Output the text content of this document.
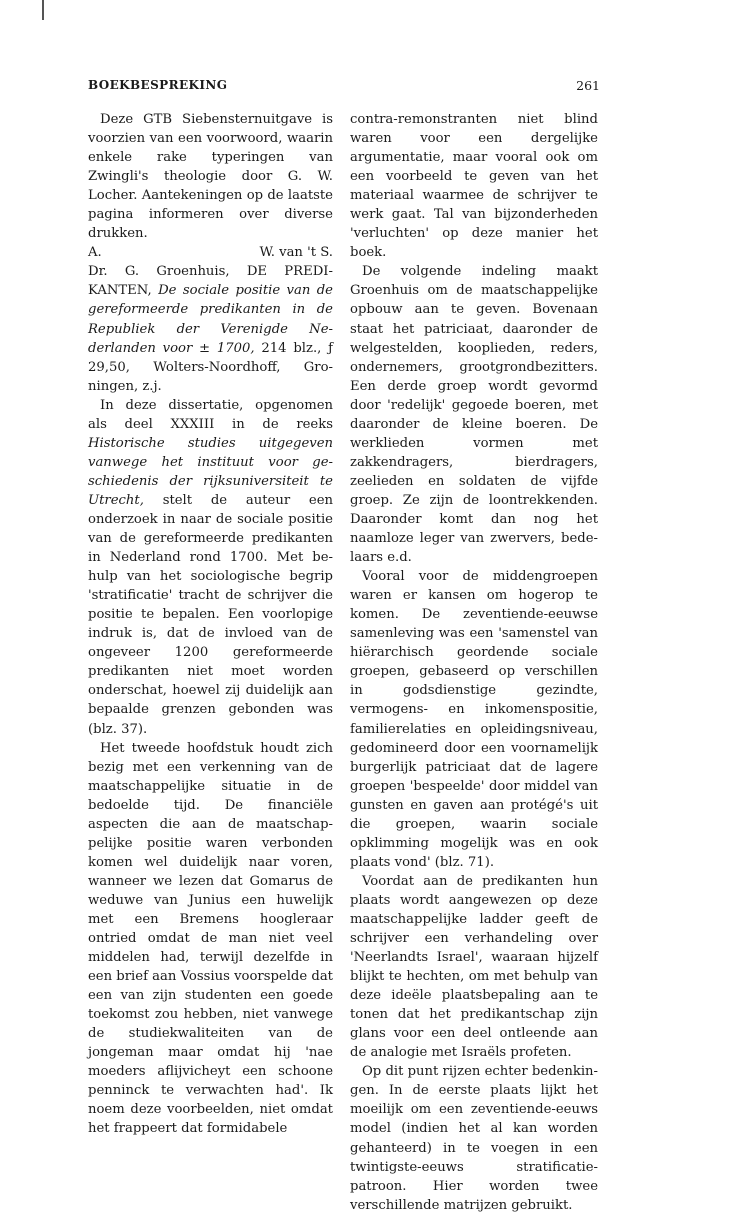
BOEKBESPREKING	261

Deze GTB Siebensternuitgave is voorzien van een voorwoord, waarin enkele rake typeringen van Zwingli's theologie door G. W. Locher. Aantekeningen op de laatste pagina informeren over diverse drukken.

A.	W. van 't S.

Dr. G. Groenhuis, DE PREDIKANTEN, De sociale positie van de gereformeerde predikanten in de Republiek der Verenigde Nederlanden voor ± 1700, 214 blz., ƒ 29,50, Wolters-Noordhoff, Groningen, z.j.

In deze dissertatie, opgenomen als deel XXXIII in de reeks Historische studies uitgegeven vanwege het instituut voor geschiedenis der rijksuniversiteit te Utrecht, stelt de auteur een onderzoek in naar de sociale positie van de gereformeerde predikanten in Nederland rond 1700. Met behulp van het sociologische begrip 'stratificatie' tracht de schrijver die positie te bepalen. Een voorlopige indruk is, dat de invloed van de ongeveer 1200 gereformeerde predikanten niet moet worden onderschat, hoewel zij duidelijk aan bepaalde grenzen gebonden was (blz. 37).

Het tweede hoofdstuk houdt zich bezig met een verkenning van de maatschappelijke situatie in de bedoelde tijd. De financiële aspecten die aan de maatschappelijke positie waren verbonden komen wel duidelijk naar voren, wanneer we lezen dat Gomarus de weduwe van Junius een huwelijk met een Bremens hoogleraar ontried omdat de man niet veel middelen had, terwijl dezelfde in een brief aan Vossius voorspelde dat een van zijn studenten een goede toekomst zou hebben, niet vanwege de studiekwaliteiten van de jongeman maar omdat hij 'nae moeders aflijvicheyt een schoone penninck te verwachten had'. Ik noem deze voorbeelden, niet omdat het frappeert dat formidabele

contra-remonstranten niet blind waren voor een dergelijke argumentatie, maar vooral ook om een voorbeeld te geven van het materiaal waarmee de schrijver te werk gaat. Tal van bijzonderheden 'verluchten' op deze manier het boek.

De volgende indeling maakt Groenhuis om de maatschappelijke opbouw aan te geven. Bovenaan staat het patriciaat, daaronder de welgestelden, kooplieden, reders, ondernemers, grootgrondbezitters. Een derde groep wordt gevormd door 'redelijk' gegoede boeren, met daaronder de kleine boeren. De werklieden vormen met zakkendragers, bierdragers, zeelieden en soldaten de vijfde groep. Ze zijn de loontrekkenden. Daaronder komt dan nog het naamloze leger van zwervers, bedelaars e.d.

Vooral voor de middengroepen waren er kansen om hogerop te komen. De zeventiende-eeuwse samenleving was een 'samenstel van hiërarchisch geordende sociale groepen, gebaseerd op verschillen in godsdienstige gezindte, vermogens- en inkomenspositie, familierelaties en opleidingsniveau, gedomineerd door een voornamelijk burgerlijk patriciaat dat de lagere groepen 'bespeelde' door middel van gunsten en gaven aan protégé's uit die groepen, waarin sociale opklimming mogelijk was en ook plaats vond' (blz. 71).

Voordat aan de predikanten hun plaats wordt aangewezen op deze maatschappelijke ladder geeft de schrijver een verhandeling over 'Neerlandts Israel', waaraan hijzelf blijkt te hechten, om met behulp van deze ideële plaatsbepaling aan te tonen dat het predikantschap zijn glans voor een deel ontleende aan de analogie met Israëls profeten.

Op dit punt rijzen echter bedenkingen. In de eerste plaats lijkt het moeilijk om een zeventiende-eeuws model (indien het al kan worden gehanteerd) in te voegen in een twintigste-eeuws stratificatiepatroon. Hier worden twee verschillende matrijzen gebruikt.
--------------------
Make an exact copy of the listing above, omitting the pictures.

- Your response -
Output the text content of this document.
BOEKBESPREKING	261

Deze GTB Siebensternuitgave is voorzien van een voorwoord, waarin enkele rake typeringen van Zwingli's theologie door G. W. Locher. Aantekeningen op de laatste pagina informeren over diverse drukken.

A.	W. van 't S.

Dr. G. Groenhuis, DE PREDIKANTEN, De sociale positie van de gereformeerde predikanten in de Republiek der Verenigde Nederlanden voor ± 1700, 214 blz., ƒ 29,50, Wolters-Noordhoff, Groningen, z.j.

In deze dissertatie, opgenomen als deel XXXIII in de reeks Historische studies uitgegeven vanwege het instituut voor geschiedenis der rijksuniversiteit te Utrecht, stelt de auteur een onderzoek in naar de sociale positie van de gereformeerde predikanten in Nederland rond 1700. Met behulp van het sociologische begrip 'stratificatie' tracht de schrijver die positie te bepalen. Een voorlopige indruk is, dat de invloed van de ongeveer 1200 gereformeerde predikanten niet moet worden onderschat, hoewel zij duidelijk aan bepaalde grenzen gebonden was (blz. 37).

Het tweede hoofdstuk houdt zich bezig met een verkenning van de maatschappelijke situatie in de bedoelde tijd. De financiële aspecten die aan de maatschappelijke positie waren verbonden komen wel duidelijk naar voren, wanneer we lezen dat Gomarus de weduwe van Junius een huwelijk met een Bremens hoogleraar ontried omdat de man niet veel middelen had, terwijl dezelfde in een brief aan Vossius voorspelde dat een van zijn studenten een goede toekomst zou hebben, niet vanwege de studiekwaliteiten van de jongeman maar omdat hij 'nae moeders aflijvicheyt een schoone penninck te verwachten had'. Ik noem deze voorbeelden, niet omdat het frappeert dat formidabele

contra-remonstranten niet blind waren voor een dergelijke argumentatie, maar vooral ook om een voorbeeld te geven van het materiaal waarmee de schrijver te werk gaat. Tal van bijzonderheden 'verluchten' op deze manier het boek.

De volgende indeling maakt Groenhuis om de maatschappelijke opbouw aan te geven. Bovenaan staat het patriciaat, daaronder de welgestelden, kooplieden, reders, ondernemers, grootgrondbezitters. Een derde groep wordt gevormd door 'redelijk' gegoede boeren, met daaronder de kleine boeren. De werklieden vormen met zakkendragers, bierdragers, zeelieden en soldaten de vijfde groep. Ze zijn de loontrekkenden. Daaronder komt dan nog het naamloze leger van zwervers, bedelaars e.d.

Vooral voor de middengroepen waren er kansen om hogerop te komen. De zeventiende-eeuwse samenleving was een 'samenstel van hiërarchisch geordende sociale groepen, gebaseerd op verschillen in godsdienstige gezindte, vermogens- en inkomenspositie, familierelaties en opleidingsniveau, gedomineerd door een voornamelijk burgerlijk patriciaat dat de lagere groepen 'bespeelde' door middel van gunsten en gaven aan protégé's uit die groepen, waarin sociale opklimming mogelijk was en ook plaats vond' (blz. 71).

Voordat aan de predikanten hun plaats wordt aangewezen op deze maatschappelijke ladder geeft de schrijver een verhandeling over 'Neerlandts Israel', waaraan hijzelf blijkt te hechten, om met behulp van deze ideële plaatsbepaling aan te tonen dat het predikantschap zijn glans voor een deel ontleende aan de analogie met Israëls profeten.

Op dit punt rijzen echter bedenkingen. In de eerste plaats lijkt het moeilijk om een zeventiende-eeuws model (indien het al kan worden gehanteerd) in te voegen in een twintigste-eeuws stratificatiepatroon. Hier worden twee verschillende matrijzen gebruikt.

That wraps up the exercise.